## MATERIAL TO PROCESS
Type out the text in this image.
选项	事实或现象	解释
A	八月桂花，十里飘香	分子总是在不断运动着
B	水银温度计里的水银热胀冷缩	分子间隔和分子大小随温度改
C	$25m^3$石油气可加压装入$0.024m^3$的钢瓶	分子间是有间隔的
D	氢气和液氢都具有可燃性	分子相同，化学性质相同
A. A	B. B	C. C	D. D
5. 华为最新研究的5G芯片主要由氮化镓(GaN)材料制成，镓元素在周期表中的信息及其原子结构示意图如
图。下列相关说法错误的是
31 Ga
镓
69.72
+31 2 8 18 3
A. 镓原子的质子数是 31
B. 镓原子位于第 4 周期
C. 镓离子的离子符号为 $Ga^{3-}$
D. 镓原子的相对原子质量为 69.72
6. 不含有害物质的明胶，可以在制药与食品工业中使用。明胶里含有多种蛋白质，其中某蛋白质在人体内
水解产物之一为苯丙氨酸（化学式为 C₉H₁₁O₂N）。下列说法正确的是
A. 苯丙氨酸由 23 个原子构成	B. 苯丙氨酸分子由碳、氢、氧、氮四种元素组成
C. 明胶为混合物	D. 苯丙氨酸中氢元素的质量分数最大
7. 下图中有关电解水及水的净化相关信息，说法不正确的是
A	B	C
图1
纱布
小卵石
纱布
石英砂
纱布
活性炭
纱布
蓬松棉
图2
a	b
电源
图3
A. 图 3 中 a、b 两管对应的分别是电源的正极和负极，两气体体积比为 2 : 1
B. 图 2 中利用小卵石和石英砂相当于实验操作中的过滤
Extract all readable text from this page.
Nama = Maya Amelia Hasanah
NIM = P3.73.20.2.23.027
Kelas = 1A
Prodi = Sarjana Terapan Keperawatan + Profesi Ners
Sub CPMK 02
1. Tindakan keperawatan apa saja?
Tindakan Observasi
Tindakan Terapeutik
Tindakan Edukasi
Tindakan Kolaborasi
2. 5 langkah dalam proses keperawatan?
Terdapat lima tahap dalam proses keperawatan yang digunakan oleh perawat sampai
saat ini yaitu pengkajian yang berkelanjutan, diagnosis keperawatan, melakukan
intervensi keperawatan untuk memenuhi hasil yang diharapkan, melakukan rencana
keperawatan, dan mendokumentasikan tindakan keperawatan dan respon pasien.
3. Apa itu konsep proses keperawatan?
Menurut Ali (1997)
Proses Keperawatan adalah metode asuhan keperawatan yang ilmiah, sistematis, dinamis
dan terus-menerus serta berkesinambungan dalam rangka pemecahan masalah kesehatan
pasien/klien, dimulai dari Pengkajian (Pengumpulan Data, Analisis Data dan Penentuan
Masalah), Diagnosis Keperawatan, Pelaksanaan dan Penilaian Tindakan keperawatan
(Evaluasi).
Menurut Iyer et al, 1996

## WHAT TO DO
Gather each line in the entries above where the string "yang" is found.

## ANSWER TO THE PROBLEM
Terdapat lima tahap dalam proses keperawatan yang digunakan oleh perawat sampai
saat ini yaitu pengkajian yang berkelanjutan, diagnosis keperawatan, melakukan
intervensi keperawatan untuk memenuhi hasil yang diharapkan, melakukan rencana
Proses Keperawatan adalah metode asuhan keperawatan yang ilmiah, sistematis, dinamis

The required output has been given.